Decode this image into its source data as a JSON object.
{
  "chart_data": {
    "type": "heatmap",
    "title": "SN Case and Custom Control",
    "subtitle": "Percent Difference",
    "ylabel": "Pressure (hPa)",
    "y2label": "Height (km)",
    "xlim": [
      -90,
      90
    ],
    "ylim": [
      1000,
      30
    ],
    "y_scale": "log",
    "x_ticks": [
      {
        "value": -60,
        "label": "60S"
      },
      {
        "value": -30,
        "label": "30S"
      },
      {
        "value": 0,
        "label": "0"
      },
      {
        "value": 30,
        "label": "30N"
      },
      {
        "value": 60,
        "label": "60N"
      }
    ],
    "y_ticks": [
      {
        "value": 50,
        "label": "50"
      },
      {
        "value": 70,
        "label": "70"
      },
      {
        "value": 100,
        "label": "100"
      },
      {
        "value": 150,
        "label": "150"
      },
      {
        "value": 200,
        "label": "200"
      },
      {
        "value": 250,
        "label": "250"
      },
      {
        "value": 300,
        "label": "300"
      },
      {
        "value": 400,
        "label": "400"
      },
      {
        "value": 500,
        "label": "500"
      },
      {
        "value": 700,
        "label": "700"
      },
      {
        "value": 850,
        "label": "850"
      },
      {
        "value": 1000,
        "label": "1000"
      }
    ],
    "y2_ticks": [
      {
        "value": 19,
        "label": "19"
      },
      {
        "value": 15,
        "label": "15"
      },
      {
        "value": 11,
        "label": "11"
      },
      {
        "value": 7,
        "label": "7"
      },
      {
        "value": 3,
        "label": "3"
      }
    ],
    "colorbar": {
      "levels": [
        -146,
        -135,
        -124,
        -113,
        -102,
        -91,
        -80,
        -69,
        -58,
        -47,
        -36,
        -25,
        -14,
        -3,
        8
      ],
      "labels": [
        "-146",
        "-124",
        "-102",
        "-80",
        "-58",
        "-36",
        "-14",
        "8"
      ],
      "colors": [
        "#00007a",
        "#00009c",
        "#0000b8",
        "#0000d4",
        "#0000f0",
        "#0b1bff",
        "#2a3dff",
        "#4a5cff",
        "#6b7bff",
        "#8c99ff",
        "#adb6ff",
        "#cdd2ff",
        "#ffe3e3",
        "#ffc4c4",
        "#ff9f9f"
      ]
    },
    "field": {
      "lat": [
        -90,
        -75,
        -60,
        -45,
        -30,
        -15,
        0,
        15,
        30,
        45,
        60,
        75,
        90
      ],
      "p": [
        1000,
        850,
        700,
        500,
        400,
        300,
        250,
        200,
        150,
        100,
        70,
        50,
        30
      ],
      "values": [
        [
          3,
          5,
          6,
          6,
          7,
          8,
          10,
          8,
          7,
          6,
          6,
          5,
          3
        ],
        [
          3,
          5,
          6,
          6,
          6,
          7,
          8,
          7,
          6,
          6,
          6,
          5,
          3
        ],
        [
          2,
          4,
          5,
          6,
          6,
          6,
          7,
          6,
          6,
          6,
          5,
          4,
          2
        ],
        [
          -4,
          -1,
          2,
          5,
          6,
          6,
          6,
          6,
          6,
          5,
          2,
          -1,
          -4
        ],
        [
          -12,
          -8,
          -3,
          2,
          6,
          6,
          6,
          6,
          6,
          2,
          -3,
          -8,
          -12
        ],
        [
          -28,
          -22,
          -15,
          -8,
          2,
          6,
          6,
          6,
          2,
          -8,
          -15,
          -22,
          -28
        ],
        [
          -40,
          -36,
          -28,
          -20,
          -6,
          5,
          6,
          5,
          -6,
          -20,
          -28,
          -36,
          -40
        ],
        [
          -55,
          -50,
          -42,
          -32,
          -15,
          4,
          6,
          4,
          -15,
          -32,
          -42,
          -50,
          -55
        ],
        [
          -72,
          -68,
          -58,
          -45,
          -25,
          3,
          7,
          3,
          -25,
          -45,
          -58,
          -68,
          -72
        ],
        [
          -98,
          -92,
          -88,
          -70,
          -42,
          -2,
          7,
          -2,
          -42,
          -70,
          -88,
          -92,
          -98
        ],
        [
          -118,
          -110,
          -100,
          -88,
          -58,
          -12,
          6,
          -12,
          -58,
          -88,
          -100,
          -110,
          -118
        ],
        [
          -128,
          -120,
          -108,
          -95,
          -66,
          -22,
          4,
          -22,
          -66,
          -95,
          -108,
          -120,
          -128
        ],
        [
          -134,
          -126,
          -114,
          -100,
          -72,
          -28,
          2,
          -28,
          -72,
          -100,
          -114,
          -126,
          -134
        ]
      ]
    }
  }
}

===

Print every record exactly as it was given.

[Reply]
Decode this image into its source data as a JSON object.
{
  "chart_data": {
    "type": "heatmap",
    "title": "SN Case and Custom Control",
    "subtitle": "Percent Difference",
    "ylabel": "Pressure (hPa)",
    "y2label": "Height (km)",
    "xlim": [
      -90,
      90
    ],
    "ylim": [
      1000,
      30
    ],
    "y_scale": "log",
    "x_ticks": [
      {
        "value": -60,
        "label": "60S"
      },
      {
        "value": -30,
        "label": "30S"
      },
      {
        "value": 0,
        "label": "0"
      },
      {
        "value": 30,
        "label": "30N"
      },
      {
        "value": 60,
        "label": "60N"
      }
    ],
    "y_ticks": [
      {
        "value": 50,
        "label": "50"
      },
      {
        "value": 70,
        "label": "70"
      },
      {
        "value": 100,
        "label": "100"
      },
      {
        "value": 150,
        "label": "150"
      },
      {
        "value": 200,
        "label": "200"
      },
      {
        "value": 250,
        "label": "250"
      },
      {
        "value": 300,
        "label": "300"
      },
      {
        "value": 400,
        "label": "400"
      },
      {
        "value": 500,
        "label": "500"
      },
      {
        "value": 700,
        "label": "700"
      },
      {
        "value": 850,
        "label": "850"
      },
      {
        "value": 1000,
        "label": "1000"
      }
    ],
    "y2_ticks": [
      {
        "value": 19,
        "label": "19"
      },
      {
        "value": 15,
        "label": "15"
      },
      {
        "value": 11,
        "label": "11"
      },
      {
        "value": 7,
        "label": "7"
      },
      {
        "value": 3,
        "label": "3"
      }
    ],
    "colorbar": {
      "levels": [
        -146,
        -135,
        -124,
        -113,
        -102,
        -91,
        -80,
        -69,
        -58,
        -47,
        -36,
        -25,
        -14,
        -3,
        8
      ],
      "labels": [
        "-146",
        "-124",
        "-102",
        "-80",
        "-58",
        "-36",
        "-14",
        "8"
      ],
      "colors": [
        "#00007a",
        "#00009c",
        "#0000b8",
        "#0000d4",
        "#0000f0",
        "#0b1bff",
        "#2a3dff",
        "#4a5cff",
        "#6b7bff",
        "#8c99ff",
        "#adb6ff",
        "#cdd2ff",
        "#ffe3e3",
        "#ffc4c4",
        "#ff9f9f"
      ]
    },
    "field": {
      "lat": [
        -90,
        -75,
        -60,
        -45,
        -30,
        -15,
        0,
        15,
        30,
        45,
        60,
        75,
        90
      ],
      "p": [
        1000,
        850,
        700,
        500,
        400,
        300,
        250,
        200,
        150,
        100,
        70,
        50,
        30
      ],
      "values": [
        [
          3,
          5,
          6,
          6,
          7,
          8,
          10,
          8,
          7,
          6,
          6,
          5,
          3
        ],
        [
          3,
          5,
          6,
          6,
          6,
          7,
          8,
          7,
          6,
          6,
          6,
          5,
          3
        ],
        [
          2,
          4,
          5,
          6,
          6,
          6,
          7,
          6,
          6,
          6,
          5,
          4,
          2
        ],
        [
          -4,
          -1,
          2,
          5,
          6,
          6,
          6,
          6,
          6,
          5,
          2,
          -1,
          -4
        ],
        [
          -12,
          -8,
          -3,
          2,
          6,
          6,
          6,
          6,
          6,
          2,
          -3,
          -8,
          -12
        ],
        [
          -28,
          -22,
          -15,
          -8,
          2,
          6,
          6,
          6,
          2,
          -8,
          -15,
          -22,
          -28
        ],
        [
          -40,
          -36,
          -28,
          -20,
          -6,
          5,
          6,
          5,
          -6,
          -20,
          -28,
          -36,
          -40
        ],
        [
          -55,
          -50,
          -42,
          -32,
          -15,
          4,
          6,
          4,
          -15,
          -32,
          -42,
          -50,
          -55
        ],
        [
          -72,
          -68,
          -58,
          -45,
          -25,
          3,
          7,
          3,
          -25,
          -45,
          -58,
          -68,
          -72
        ],
        [
          -98,
          -92,
          -88,
          -70,
          -42,
          -2,
          7,
          -2,
          -42,
          -70,
          -88,
          -92,
          -98
        ],
        [
          -118,
          -110,
          -100,
          -88,
          -58,
          -12,
          6,
          -12,
          -58,
          -88,
          -100,
          -110,
          -118
        ],
        [
          -128,
          -120,
          -108,
          -95,
          -66,
          -22,
          4,
          -22,
          -66,
          -95,
          -108,
          -120,
          -128
        ],
        [
          -134,
          -126,
          -114,
          -100,
          -72,
          -28,
          2,
          -28,
          -72,
          -100,
          -114,
          -126,
          -134
        ]
      ]
    }
  }
}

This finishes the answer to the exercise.